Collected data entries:
** BEGIN **

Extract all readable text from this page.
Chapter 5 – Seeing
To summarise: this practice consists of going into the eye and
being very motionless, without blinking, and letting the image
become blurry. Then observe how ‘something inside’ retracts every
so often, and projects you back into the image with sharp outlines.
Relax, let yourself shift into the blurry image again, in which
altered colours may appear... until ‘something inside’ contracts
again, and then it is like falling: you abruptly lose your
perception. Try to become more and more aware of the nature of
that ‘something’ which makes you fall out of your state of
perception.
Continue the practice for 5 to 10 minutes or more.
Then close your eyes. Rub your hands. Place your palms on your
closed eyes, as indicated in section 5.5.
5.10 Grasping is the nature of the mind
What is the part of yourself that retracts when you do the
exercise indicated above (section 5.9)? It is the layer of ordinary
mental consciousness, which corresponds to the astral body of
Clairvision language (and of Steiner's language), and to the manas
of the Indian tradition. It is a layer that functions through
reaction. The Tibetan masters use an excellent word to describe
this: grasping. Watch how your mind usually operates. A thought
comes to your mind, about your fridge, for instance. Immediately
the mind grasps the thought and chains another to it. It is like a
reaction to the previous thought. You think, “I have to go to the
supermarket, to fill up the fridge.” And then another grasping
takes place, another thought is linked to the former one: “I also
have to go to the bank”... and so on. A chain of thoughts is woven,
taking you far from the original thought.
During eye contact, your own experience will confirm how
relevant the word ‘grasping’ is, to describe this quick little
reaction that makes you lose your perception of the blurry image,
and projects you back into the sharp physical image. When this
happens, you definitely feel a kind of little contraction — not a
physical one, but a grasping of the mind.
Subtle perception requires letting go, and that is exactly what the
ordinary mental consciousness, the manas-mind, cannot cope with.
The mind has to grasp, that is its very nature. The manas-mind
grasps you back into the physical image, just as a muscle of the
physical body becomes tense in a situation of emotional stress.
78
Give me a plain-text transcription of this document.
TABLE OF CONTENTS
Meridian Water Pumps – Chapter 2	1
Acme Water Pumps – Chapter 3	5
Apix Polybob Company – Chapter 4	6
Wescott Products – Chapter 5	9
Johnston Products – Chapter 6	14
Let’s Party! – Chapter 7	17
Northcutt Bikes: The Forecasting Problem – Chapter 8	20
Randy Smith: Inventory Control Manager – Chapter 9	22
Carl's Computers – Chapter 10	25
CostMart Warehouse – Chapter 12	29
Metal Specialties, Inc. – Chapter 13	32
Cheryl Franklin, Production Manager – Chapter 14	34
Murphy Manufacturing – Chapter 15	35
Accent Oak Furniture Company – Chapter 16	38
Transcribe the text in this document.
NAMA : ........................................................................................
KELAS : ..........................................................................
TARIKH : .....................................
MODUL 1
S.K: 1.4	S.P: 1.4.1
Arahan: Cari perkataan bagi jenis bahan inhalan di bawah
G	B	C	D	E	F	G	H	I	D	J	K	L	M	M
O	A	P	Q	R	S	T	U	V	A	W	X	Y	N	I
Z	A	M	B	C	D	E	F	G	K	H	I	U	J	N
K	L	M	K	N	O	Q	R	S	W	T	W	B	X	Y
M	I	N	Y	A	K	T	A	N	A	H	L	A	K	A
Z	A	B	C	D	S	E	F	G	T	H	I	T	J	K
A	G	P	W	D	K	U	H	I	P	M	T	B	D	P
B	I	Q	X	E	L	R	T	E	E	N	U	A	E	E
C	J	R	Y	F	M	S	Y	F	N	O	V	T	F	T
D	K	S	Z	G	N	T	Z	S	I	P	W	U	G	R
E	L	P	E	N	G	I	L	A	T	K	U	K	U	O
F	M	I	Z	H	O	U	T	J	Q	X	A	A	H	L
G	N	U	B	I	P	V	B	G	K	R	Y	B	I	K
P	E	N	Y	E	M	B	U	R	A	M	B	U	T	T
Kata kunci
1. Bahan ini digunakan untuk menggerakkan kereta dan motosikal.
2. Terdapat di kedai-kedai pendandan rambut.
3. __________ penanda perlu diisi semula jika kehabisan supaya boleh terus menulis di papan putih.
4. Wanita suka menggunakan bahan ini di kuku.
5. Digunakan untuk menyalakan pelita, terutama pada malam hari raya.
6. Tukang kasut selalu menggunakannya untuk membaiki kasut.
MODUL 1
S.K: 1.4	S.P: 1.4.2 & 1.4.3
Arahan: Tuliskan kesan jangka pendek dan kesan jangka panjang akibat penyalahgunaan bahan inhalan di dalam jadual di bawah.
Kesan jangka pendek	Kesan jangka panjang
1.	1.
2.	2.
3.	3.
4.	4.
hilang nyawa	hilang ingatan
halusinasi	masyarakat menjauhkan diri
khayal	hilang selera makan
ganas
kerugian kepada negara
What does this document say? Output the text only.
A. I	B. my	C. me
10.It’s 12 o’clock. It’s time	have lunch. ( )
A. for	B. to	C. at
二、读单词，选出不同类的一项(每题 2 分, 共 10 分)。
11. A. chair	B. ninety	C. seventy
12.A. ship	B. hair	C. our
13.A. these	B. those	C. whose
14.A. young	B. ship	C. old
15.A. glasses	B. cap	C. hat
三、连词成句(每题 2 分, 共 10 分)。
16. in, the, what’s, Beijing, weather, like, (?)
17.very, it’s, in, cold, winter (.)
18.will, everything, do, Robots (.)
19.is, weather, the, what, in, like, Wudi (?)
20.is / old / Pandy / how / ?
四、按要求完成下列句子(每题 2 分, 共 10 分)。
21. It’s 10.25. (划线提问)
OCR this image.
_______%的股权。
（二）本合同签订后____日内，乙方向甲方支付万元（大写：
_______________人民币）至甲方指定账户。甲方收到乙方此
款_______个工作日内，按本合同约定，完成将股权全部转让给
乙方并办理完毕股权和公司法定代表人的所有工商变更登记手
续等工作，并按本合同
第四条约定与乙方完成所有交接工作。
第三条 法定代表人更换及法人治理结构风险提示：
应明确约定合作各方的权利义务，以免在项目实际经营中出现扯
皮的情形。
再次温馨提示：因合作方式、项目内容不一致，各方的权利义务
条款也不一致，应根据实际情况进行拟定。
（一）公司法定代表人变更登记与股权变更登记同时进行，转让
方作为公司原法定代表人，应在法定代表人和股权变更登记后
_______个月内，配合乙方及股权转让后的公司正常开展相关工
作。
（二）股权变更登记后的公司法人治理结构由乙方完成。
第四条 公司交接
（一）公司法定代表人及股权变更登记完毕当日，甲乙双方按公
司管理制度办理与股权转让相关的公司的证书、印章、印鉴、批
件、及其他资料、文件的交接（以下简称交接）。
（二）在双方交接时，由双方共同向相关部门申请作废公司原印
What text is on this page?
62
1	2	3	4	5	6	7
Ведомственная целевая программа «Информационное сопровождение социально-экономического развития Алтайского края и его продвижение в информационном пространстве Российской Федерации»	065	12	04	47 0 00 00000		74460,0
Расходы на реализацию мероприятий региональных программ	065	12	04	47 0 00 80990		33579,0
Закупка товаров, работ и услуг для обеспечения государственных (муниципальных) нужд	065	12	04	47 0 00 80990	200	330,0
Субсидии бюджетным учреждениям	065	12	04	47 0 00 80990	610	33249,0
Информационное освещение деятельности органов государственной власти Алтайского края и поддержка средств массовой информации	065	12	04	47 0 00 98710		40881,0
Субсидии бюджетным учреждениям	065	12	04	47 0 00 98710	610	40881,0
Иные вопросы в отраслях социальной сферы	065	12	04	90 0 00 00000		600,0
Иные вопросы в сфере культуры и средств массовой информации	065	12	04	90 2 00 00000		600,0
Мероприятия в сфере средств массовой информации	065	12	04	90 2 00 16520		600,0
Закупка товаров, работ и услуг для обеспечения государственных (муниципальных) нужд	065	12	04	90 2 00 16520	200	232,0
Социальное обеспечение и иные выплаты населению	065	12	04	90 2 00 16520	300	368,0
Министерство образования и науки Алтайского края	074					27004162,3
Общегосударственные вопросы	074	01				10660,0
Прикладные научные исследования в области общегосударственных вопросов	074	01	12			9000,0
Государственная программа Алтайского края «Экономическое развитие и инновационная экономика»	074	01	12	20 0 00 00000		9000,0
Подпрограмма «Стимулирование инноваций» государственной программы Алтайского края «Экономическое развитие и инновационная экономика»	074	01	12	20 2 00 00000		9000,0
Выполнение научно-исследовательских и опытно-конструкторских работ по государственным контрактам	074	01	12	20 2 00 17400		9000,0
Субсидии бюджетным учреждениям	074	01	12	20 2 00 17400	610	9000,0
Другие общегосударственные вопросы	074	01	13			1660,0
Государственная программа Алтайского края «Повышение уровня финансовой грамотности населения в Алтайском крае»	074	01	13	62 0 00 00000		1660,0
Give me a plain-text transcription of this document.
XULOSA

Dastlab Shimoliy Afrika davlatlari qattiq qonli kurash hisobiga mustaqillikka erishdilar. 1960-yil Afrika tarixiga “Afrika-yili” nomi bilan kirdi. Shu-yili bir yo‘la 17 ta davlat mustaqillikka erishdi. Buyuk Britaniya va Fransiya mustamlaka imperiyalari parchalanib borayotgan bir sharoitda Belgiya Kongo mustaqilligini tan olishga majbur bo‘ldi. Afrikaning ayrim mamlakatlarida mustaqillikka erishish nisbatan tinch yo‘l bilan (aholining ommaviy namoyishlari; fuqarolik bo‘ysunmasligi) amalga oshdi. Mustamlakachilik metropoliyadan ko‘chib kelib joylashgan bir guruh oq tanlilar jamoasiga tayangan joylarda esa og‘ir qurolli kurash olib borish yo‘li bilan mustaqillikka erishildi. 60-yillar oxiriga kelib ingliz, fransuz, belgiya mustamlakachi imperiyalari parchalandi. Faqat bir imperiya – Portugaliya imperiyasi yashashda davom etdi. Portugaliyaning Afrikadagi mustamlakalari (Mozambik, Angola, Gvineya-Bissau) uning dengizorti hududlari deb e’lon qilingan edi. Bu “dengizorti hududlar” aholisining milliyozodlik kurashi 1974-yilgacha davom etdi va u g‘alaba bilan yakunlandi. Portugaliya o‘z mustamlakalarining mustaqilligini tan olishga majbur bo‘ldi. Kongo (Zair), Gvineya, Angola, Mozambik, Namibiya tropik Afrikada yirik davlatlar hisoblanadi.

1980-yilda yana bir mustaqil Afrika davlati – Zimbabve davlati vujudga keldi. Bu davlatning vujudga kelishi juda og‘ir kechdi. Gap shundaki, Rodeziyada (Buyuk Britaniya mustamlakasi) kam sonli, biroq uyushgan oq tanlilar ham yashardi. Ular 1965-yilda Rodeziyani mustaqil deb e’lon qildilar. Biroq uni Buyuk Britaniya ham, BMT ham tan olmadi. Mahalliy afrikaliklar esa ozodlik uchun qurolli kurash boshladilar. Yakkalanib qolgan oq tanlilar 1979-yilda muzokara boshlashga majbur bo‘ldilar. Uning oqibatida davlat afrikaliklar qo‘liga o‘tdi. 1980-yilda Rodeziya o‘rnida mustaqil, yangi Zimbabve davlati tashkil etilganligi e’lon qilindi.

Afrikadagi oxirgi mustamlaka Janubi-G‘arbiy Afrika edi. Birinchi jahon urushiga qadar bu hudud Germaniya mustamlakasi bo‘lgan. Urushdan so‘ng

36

** END **

Among the lines of the data, identify those with the word "untuk". Copy each of them.

1. Bahan ini digunakan untuk menggerakkan kereta dan motosikal.
5. Digunakan untuk menyalakan pelita, terutama pada malam hari raya.
6. Tukang kasut selalu menggunakannya untuk membaiki kasut.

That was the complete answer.